**Problem requirements**
Pull out each line of the data that includes the word "about".

**Recorded information**
============================================================

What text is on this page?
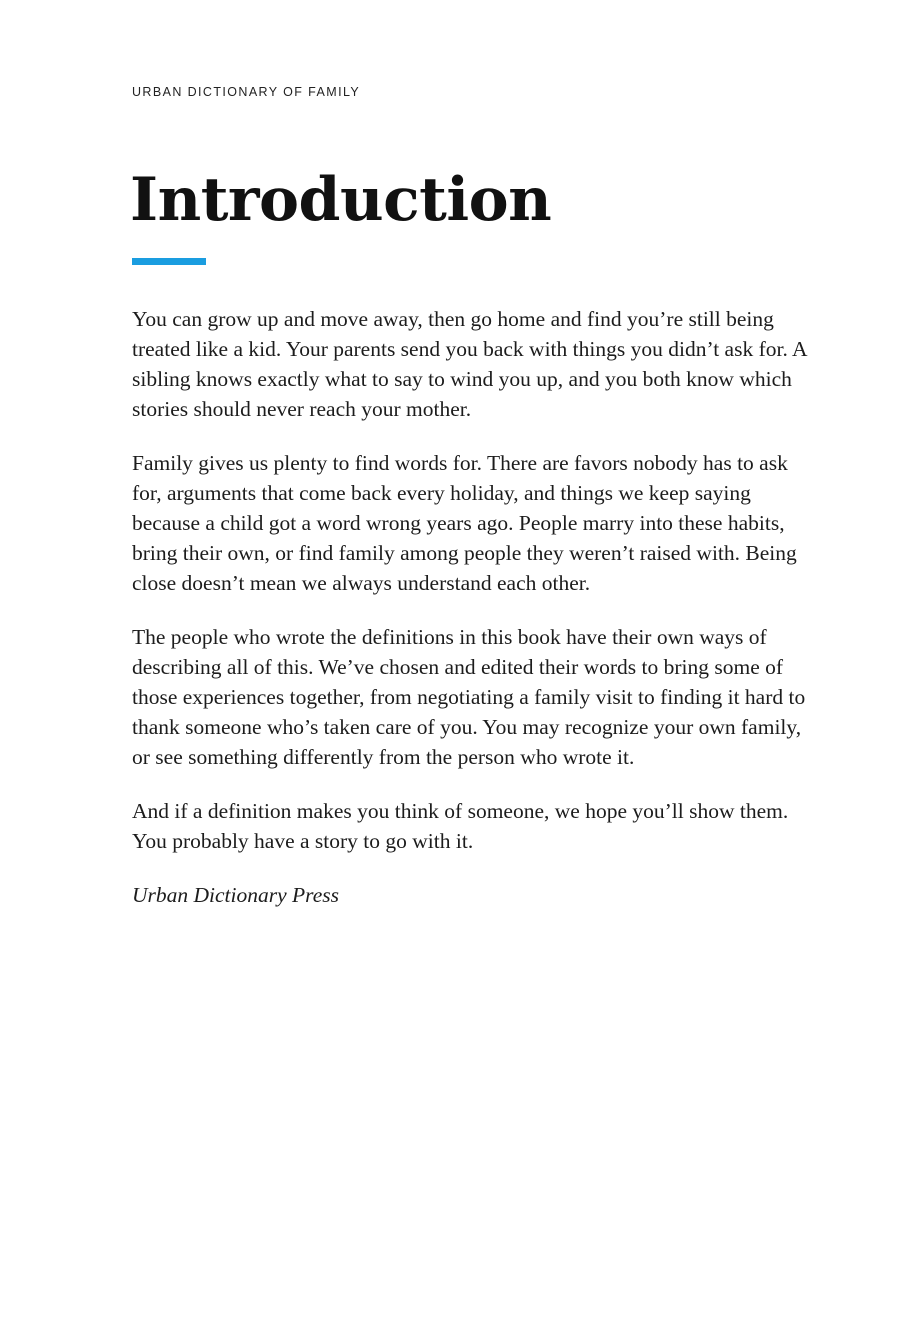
URBAN DICTIONARY OF FAMILY
Introduction

You can grow up and move away, then go home and find you’re still being treated like a kid. Your parents send you back with things you didn’t ask for. A sibling knows exactly what to say to wind you up, and you both know which stories should never reach your mother.

Family gives us plenty to find words for. There are favors nobody has to ask for, arguments that come back every holiday, and things we keep saying because a child got a word wrong years ago. People marry into these habits, bring their own, or find family among people they weren’t raised with. Being close doesn’t mean we always understand each other.

The people who wrote the definitions in this book have their own ways of describing all of this. We’ve chosen and edited their words to bring some of those experiences together, from negotiating a family visit to finding it hard to thank someone who’s taken care of you. You may recognize your own family, or see something differently from the person who wrote it.

And if a definition makes you think of someone, we hope you’ll show them. You probably have a story to go with it.

Urban Dictionary Press
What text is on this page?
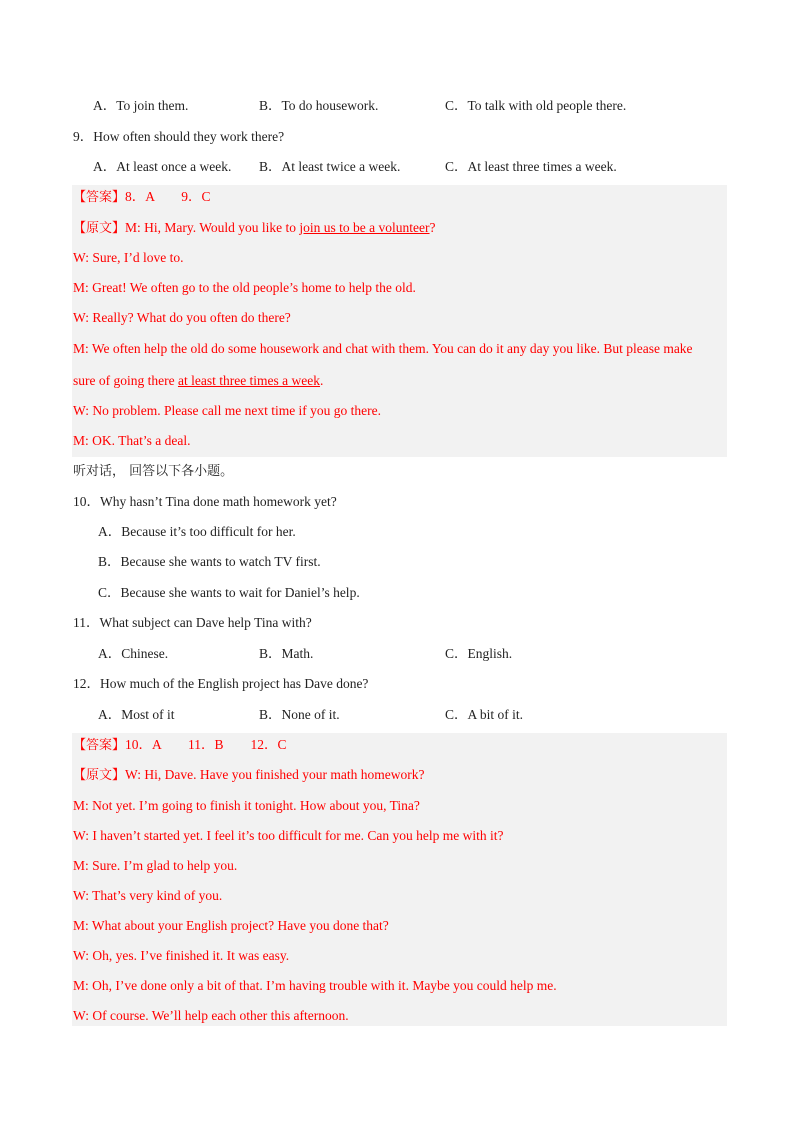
A．To join them.	B．To do housework.	C．To talk with old people there.
9．How often should they work there?
A．At least once a week. B．At least twice a week.	C．At least three times a week.
【答案】8．A　　9．C
【原文】M: Hi, Mary. Would you like to join us to be a volunteer?
W: Sure, I’d love to.
M: Great! We often go to the old people’s home to help the old.
W: Really? What do you often do there?
M: We often help the old do some housework and chat with them. You can do it any day you like. But please make
sure of going there at least three times a week.
W: No problem. Please call me next time if you go there.
M: OK. That’s a deal.
听对话， 回答以下各小题。
10．Why hasn’t Tina done math homework yet?
A．Because it’s too difficult for her.
B．Because she wants to watch TV first.
C．Because she wants to wait for Daniel’s help.
11．What subject can Dave help Tina with?
A．Chinese.	B．Math.	C．English.
12．How much of the English project has Dave done?
A．Most of it	B．None of it.	C．A bit of it.
【答案】10．A　　11．B　　12．C
【原文】W: Hi, Dave. Have you finished your math homework?
M: Not yet. I’m going to finish it tonight. How about you, Tina?
W: I haven’t started yet. I feel it’s too difficult for me. Can you help me with it?
M: Sure. I’m glad to help you.
W: That’s very kind of you.
M: What about your English project? Have you done that?
W: Oh, yes. I’ve finished it. It was easy.
M: Oh, I’ve done only a bit of that. I’m having trouble with it. Maybe you could help me.
W: Of course. We’ll help each other this afternoon.
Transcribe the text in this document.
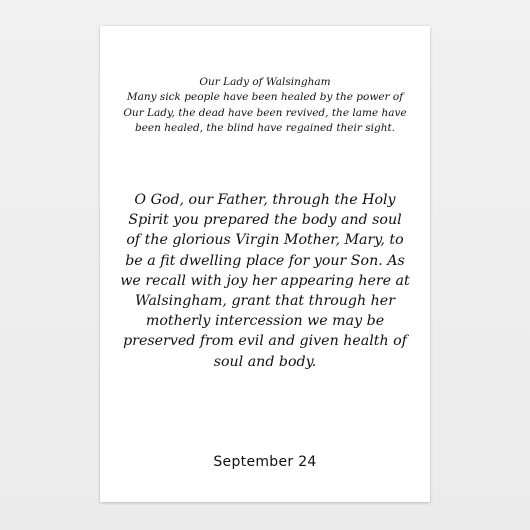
Our Lady of Walsingham
Many sick people have been healed by the power of
Our Lady, the dead have been revived, the lame have
been healed, the blind have regained their sight.
O God, our Father, through the Holy
Spirit you prepared the body and soul
of the glorious Virgin Mother, Mary, to
be a fit dwelling place for your Son. As
we recall with joy her appearing here at
Walsingham, grant that through her
motherly intercession we may be
preserved from evil and given health of
soul and body.
September 24
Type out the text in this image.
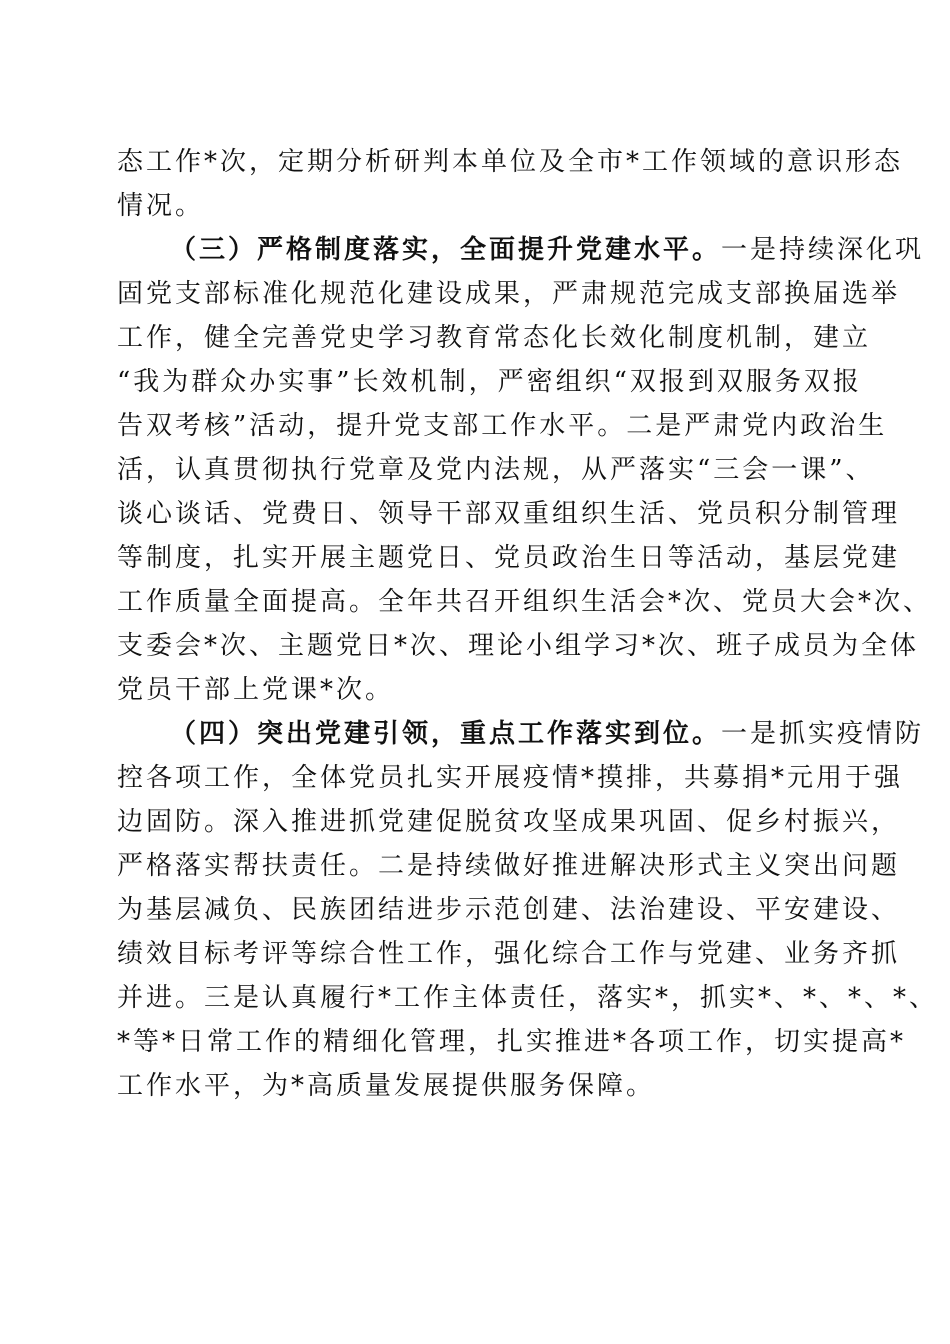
态工作*次，定期分析研判本单位及全市*工作领域的意识形态
情况。
（三）严格制度落实，全面提升党建水平。一是持续深化巩
固党支部标准化规范化建设成果，严肃规范完成支部换届选举
工作，健全完善党史学习教育常态化长效化制度机制，建立
“我为群众办实事”长效机制，严密组织“双报到双服务双报
告双考核”活动，提升党支部工作水平。二是严肃党内政治生
活，认真贯彻执行党章及党内法规，从严落实“三会一课”、
谈心谈话、党费日、领导干部双重组织生活、党员积分制管理
等制度，扎实开展主题党日、党员政治生日等活动，基层党建
工作质量全面提高。全年共召开组织生活会*次、党员大会*次、
支委会*次、主题党日*次、理论小组学习*次、班子成员为全体
党员干部上党课*次。
（四）突出党建引领，重点工作落实到位。一是抓实疫情防
控各项工作，全体党员扎实开展疫情*摸排，共募捐*元用于强
边固防。深入推进抓党建促脱贫攻坚成果巩固、促乡村振兴，
严格落实帮扶责任。二是持续做好推进解决形式主义突出问题
为基层减负、民族团结进步示范创建、法治建设、平安建设、
绩效目标考评等综合性工作，强化综合工作与党建、业务齐抓
并进。三是认真履行*工作主体责任，落实*，抓实*、*、*、*、
*等*日常工作的精细化管理，扎实推进*各项工作，切实提高*
工作水平，为*高质量发展提供服务保障。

============================================================

**Correct result**
M: Not yet. I’m going to finish it tonight. How about you, Tina?
M: What about your English project? Have you done that?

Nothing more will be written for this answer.